--- Directions for this task ---
The whole listing below should be retyped exactly, without any images.
─── Exercise inputs
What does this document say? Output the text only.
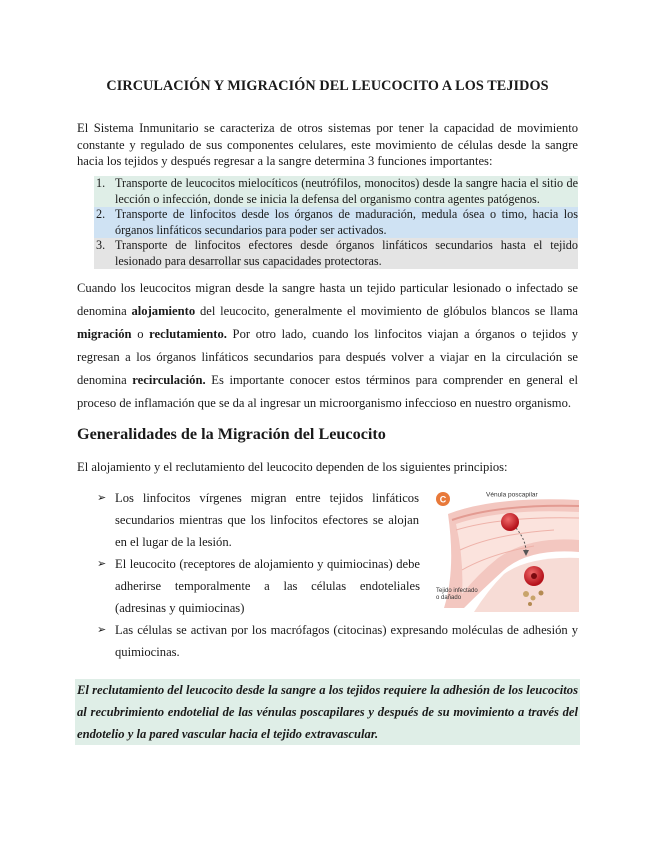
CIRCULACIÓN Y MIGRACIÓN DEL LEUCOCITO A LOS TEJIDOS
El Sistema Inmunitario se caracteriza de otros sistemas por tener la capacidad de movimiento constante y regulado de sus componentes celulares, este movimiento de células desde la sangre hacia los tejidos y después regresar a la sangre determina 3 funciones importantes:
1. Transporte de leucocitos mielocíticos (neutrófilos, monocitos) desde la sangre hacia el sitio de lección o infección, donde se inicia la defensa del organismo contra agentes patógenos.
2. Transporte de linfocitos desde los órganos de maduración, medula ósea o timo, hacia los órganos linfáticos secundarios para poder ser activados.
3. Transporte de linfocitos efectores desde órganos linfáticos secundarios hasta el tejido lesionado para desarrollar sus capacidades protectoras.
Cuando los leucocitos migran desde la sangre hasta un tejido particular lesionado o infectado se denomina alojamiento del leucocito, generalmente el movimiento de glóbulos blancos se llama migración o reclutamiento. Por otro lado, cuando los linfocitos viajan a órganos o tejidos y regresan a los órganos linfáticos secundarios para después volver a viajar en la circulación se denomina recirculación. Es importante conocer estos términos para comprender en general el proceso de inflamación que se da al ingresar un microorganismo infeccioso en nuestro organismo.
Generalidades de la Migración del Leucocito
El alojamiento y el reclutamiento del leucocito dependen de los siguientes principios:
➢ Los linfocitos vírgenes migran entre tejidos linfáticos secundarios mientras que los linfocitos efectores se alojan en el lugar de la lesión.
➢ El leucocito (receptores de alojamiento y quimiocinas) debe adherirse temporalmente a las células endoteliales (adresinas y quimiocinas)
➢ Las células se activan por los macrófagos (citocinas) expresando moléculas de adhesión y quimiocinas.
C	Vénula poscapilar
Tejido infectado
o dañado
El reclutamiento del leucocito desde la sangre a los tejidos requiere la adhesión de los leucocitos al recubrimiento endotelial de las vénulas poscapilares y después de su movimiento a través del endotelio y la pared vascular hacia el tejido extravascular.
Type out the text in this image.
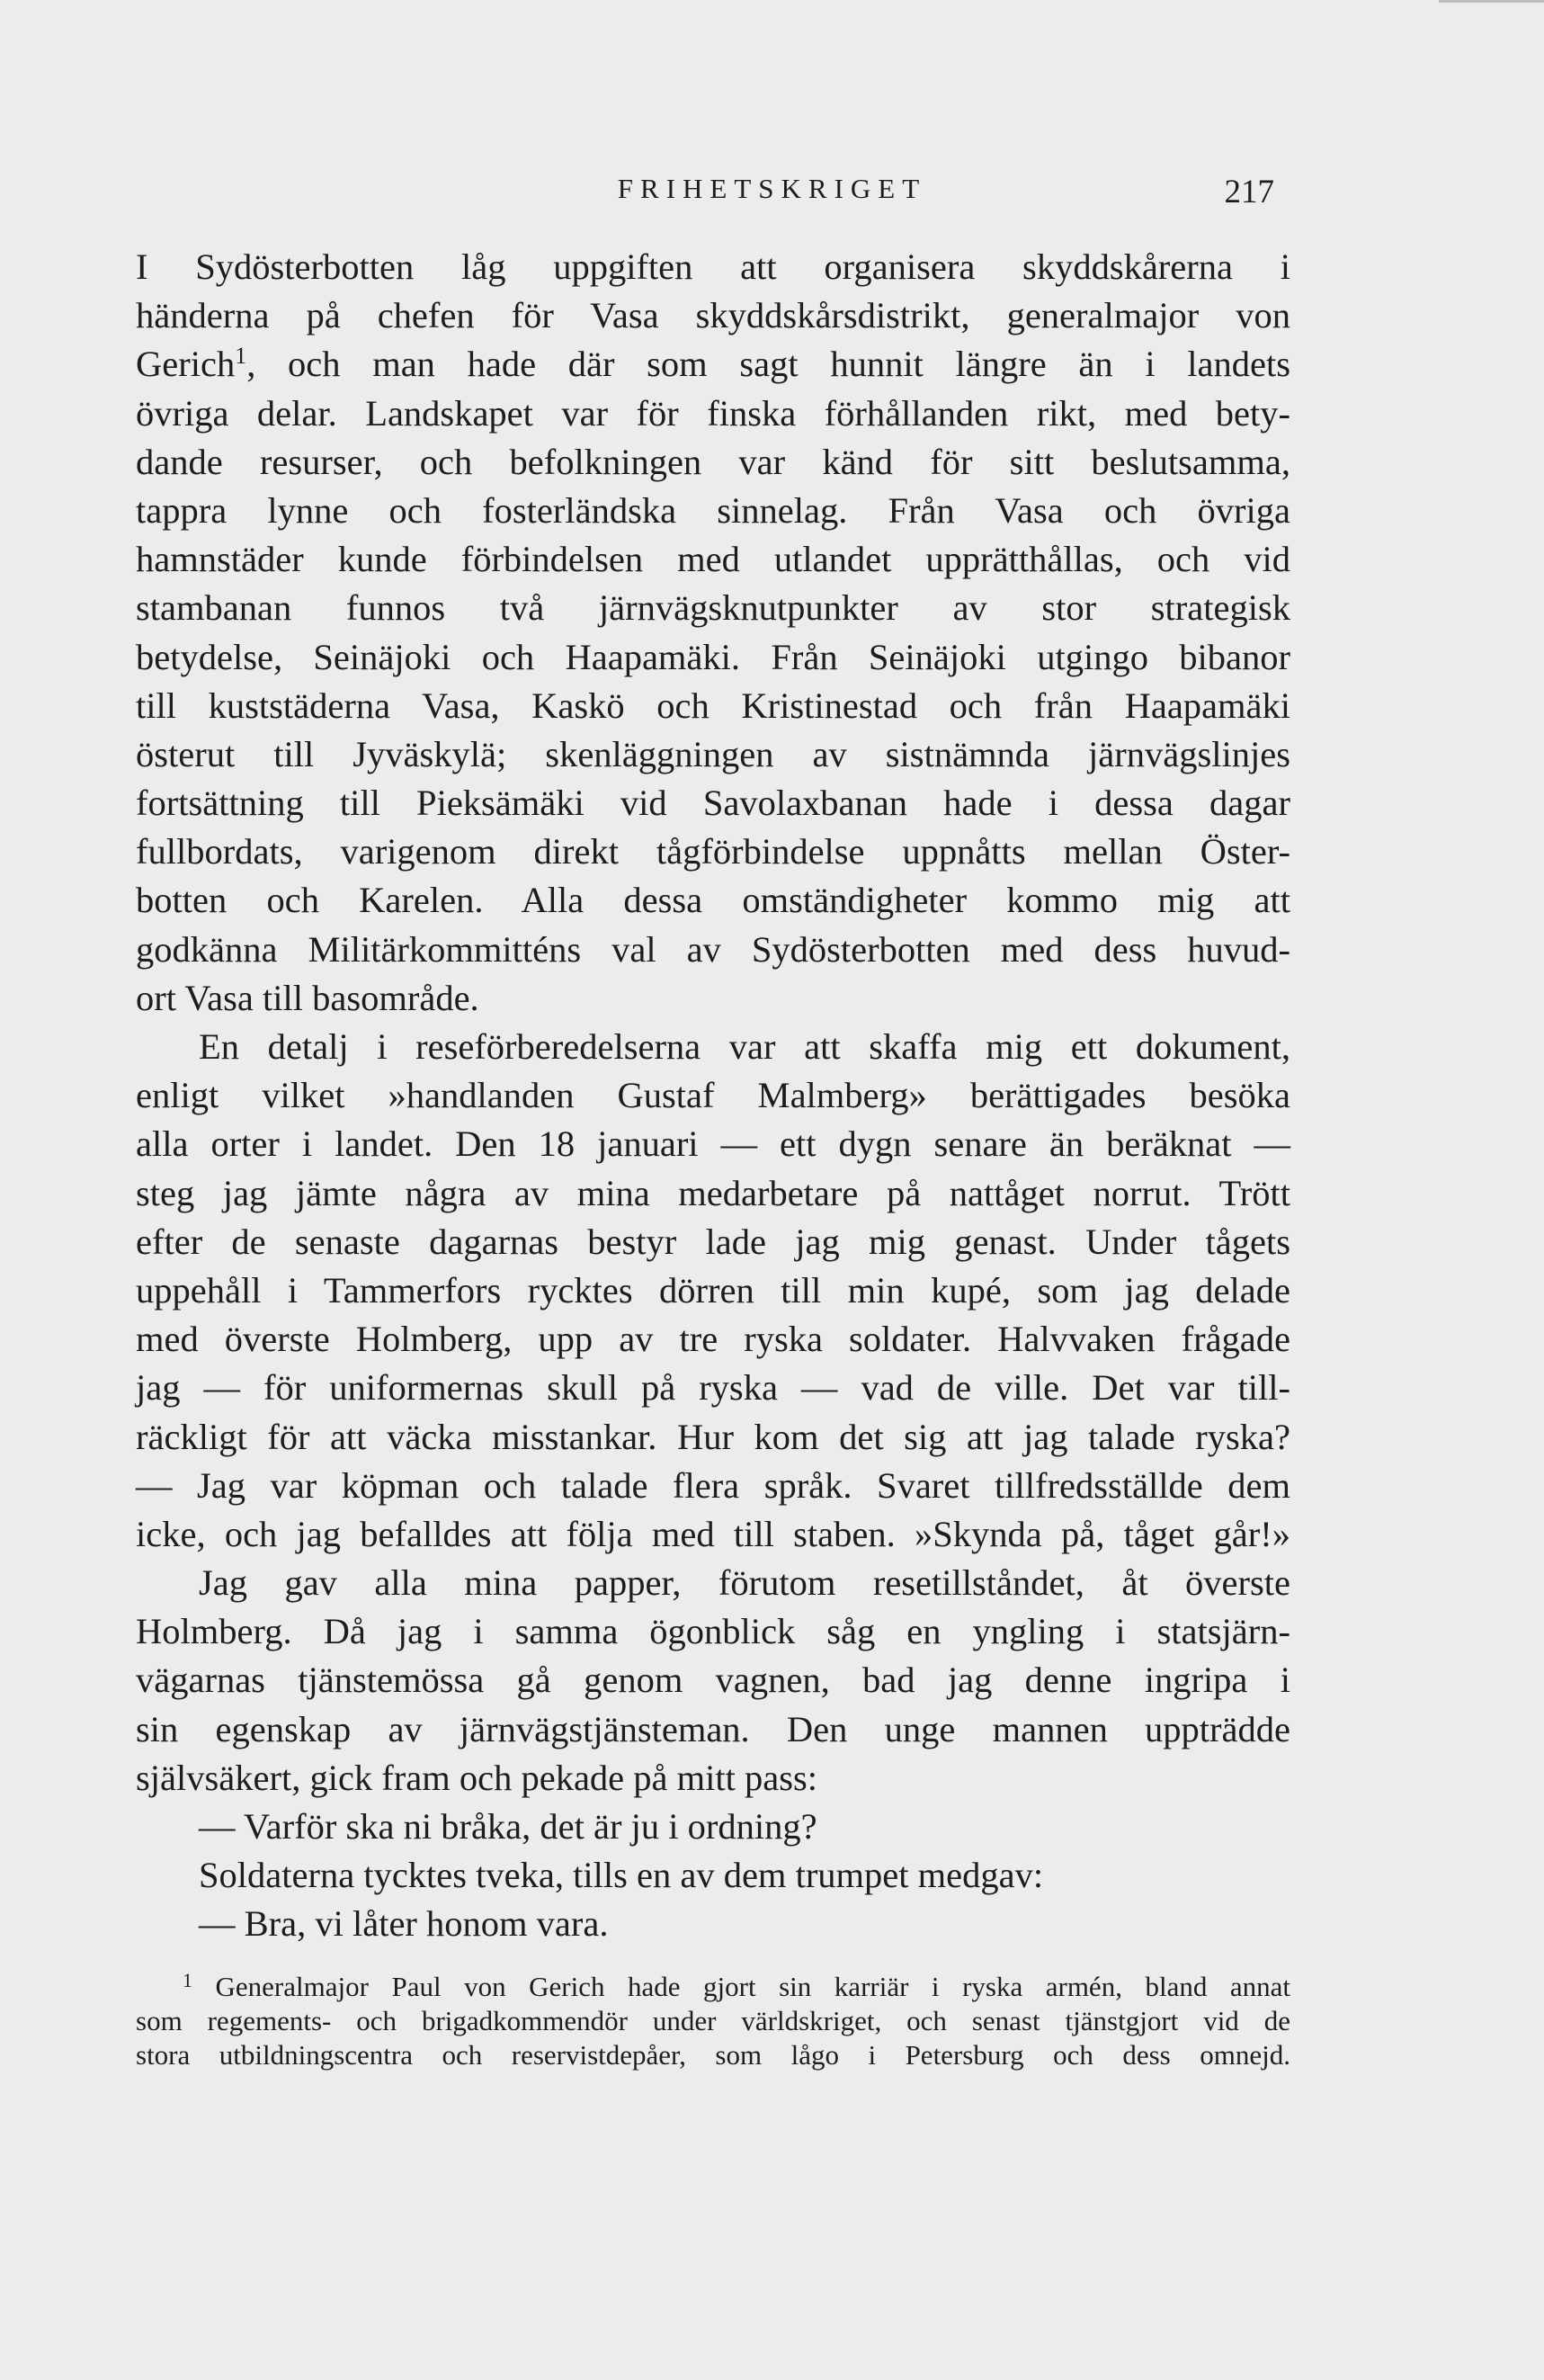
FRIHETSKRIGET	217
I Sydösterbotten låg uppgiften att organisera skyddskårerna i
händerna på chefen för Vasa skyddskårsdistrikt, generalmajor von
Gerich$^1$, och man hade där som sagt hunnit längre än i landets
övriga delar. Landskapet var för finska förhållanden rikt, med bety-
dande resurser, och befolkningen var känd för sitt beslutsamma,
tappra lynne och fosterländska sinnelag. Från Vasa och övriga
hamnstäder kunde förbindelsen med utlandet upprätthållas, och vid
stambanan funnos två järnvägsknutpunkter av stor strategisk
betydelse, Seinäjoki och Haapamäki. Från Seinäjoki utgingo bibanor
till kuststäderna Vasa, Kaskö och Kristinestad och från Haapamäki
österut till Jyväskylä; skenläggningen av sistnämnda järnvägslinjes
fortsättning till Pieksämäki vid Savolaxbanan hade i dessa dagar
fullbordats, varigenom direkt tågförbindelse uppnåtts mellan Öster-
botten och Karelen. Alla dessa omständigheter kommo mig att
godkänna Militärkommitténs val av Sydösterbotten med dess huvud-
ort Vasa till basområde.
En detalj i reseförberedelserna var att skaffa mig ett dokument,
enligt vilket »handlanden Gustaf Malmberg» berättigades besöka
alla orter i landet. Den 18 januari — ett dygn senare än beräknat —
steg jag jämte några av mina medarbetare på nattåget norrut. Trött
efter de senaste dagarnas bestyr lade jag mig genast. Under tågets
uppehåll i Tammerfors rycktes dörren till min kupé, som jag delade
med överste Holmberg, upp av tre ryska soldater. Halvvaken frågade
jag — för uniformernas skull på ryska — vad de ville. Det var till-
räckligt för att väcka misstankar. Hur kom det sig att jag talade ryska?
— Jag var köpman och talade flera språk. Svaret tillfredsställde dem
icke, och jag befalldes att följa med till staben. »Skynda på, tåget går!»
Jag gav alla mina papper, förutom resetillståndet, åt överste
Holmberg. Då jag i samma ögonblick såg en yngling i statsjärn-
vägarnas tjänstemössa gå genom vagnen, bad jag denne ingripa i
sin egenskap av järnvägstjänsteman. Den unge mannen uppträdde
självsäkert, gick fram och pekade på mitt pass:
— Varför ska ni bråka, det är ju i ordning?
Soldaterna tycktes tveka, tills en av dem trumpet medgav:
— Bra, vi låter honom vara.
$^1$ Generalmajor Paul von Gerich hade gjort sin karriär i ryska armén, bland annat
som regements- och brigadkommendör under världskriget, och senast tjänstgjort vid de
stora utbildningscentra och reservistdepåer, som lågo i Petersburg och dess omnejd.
──────
--- Exercise answer ---
What does this document say? Output the text only.
CIRCULACIÓN Y MIGRACIÓN DEL LEUCOCITO A LOS TEJIDOS
El Sistema Inmunitario se caracteriza de otros sistemas por tener la capacidad de movimiento constante y regulado de sus componentes celulares, este movimiento de células desde la sangre hacia los tejidos y después regresar a la sangre determina 3 funciones importantes:
1. Transporte de leucocitos mielocíticos (neutrófilos, monocitos) desde la sangre hacia el sitio de lección o infección, donde se inicia la defensa del organismo contra agentes patógenos.
2. Transporte de linfocitos desde los órganos de maduración, medula ósea o timo, hacia los órganos linfáticos secundarios para poder ser activados.
3. Transporte de linfocitos efectores desde órganos linfáticos secundarios hasta el tejido lesionado para desarrollar sus capacidades protectoras.
Cuando los leucocitos migran desde la sangre hasta un tejido particular lesionado o infectado se denomina alojamiento del leucocito, generalmente el movimiento de glóbulos blancos se llama migración o reclutamiento. Por otro lado, cuando los linfocitos viajan a órganos o tejidos y regresan a los órganos linfáticos secundarios para después volver a viajar en la circulación se denomina recirculación. Es importante conocer estos términos para comprender en general el proceso de inflamación que se da al ingresar un microorganismo infeccioso en nuestro organismo.
Generalidades de la Migración del Leucocito
El alojamiento y el reclutamiento del leucocito dependen de los siguientes principios:
➢ Los linfocitos vírgenes migran entre tejidos linfáticos secundarios mientras que los linfocitos efectores se alojan en el lugar de la lesión.
➢ El leucocito (receptores de alojamiento y quimiocinas) debe adherirse temporalmente a las células endoteliales (adresinas y quimiocinas)
➢ Las células se activan por los macrófagos (citocinas) expresando moléculas de adhesión y quimiocinas.
C	Vénula poscapilar
Tejido infectado
o dañado
El reclutamiento del leucocito desde la sangre a los tejidos requiere la adhesión de los leucocitos al recubrimiento endotelial de las vénulas poscapilares y después de su movimiento a través del endotelio y la pared vascular hacia el tejido extravascular.
Type out the text in this image.
FRIHETSKRIGET	217
I Sydösterbotten låg uppgiften att organisera skyddskårerna i
händerna på chefen för Vasa skyddskårsdistrikt, generalmajor von
Gerich$^1$, och man hade där som sagt hunnit längre än i landets
övriga delar. Landskapet var för finska förhållanden rikt, med bety-
dande resurser, och befolkningen var känd för sitt beslutsamma,
tappra lynne och fosterländska sinnelag. Från Vasa och övriga
hamnstäder kunde förbindelsen med utlandet upprätthållas, och vid
stambanan funnos två järnvägsknutpunkter av stor strategisk
betydelse, Seinäjoki och Haapamäki. Från Seinäjoki utgingo bibanor
till kuststäderna Vasa, Kaskö och Kristinestad och från Haapamäki
österut till Jyväskylä; skenläggningen av sistnämnda järnvägslinjes
fortsättning till Pieksämäki vid Savolaxbanan hade i dessa dagar
fullbordats, varigenom direkt tågförbindelse uppnåtts mellan Öster-
botten och Karelen. Alla dessa omständigheter kommo mig att
godkänna Militärkommitténs val av Sydösterbotten med dess huvud-
ort Vasa till basområde.
En detalj i reseförberedelserna var att skaffa mig ett dokument,
enligt vilket »handlanden Gustaf Malmberg» berättigades besöka
alla orter i landet. Den 18 januari — ett dygn senare än beräknat —
steg jag jämte några av mina medarbetare på nattåget norrut. Trött
efter de senaste dagarnas bestyr lade jag mig genast. Under tågets
uppehåll i Tammerfors rycktes dörren till min kupé, som jag delade
med överste Holmberg, upp av tre ryska soldater. Halvvaken frågade
jag — för uniformernas skull på ryska — vad de ville. Det var till-
räckligt för att väcka misstankar. Hur kom det sig att jag talade ryska?
— Jag var köpman och talade flera språk. Svaret tillfredsställde dem
icke, och jag befalldes att följa med till staben. »Skynda på, tåget går!»
Jag gav alla mina papper, förutom resetillståndet, åt överste
Holmberg. Då jag i samma ögonblick såg en yngling i statsjärn-
vägarnas tjänstemössa gå genom vagnen, bad jag denne ingripa i
sin egenskap av järnvägstjänsteman. Den unge mannen uppträdde
självsäkert, gick fram och pekade på mitt pass:
— Varför ska ni bråka, det är ju i ordning?
Soldaterna tycktes tveka, tills en av dem trumpet medgav:
— Bra, vi låter honom vara.
$^1$ Generalmajor Paul von Gerich hade gjort sin karriär i ryska armén, bland annat
som regements- och brigadkommendör under världskriget, och senast tjänstgjort vid de
stora utbildningscentra och reservistdepåer, som lågo i Petersburg och dess omnejd.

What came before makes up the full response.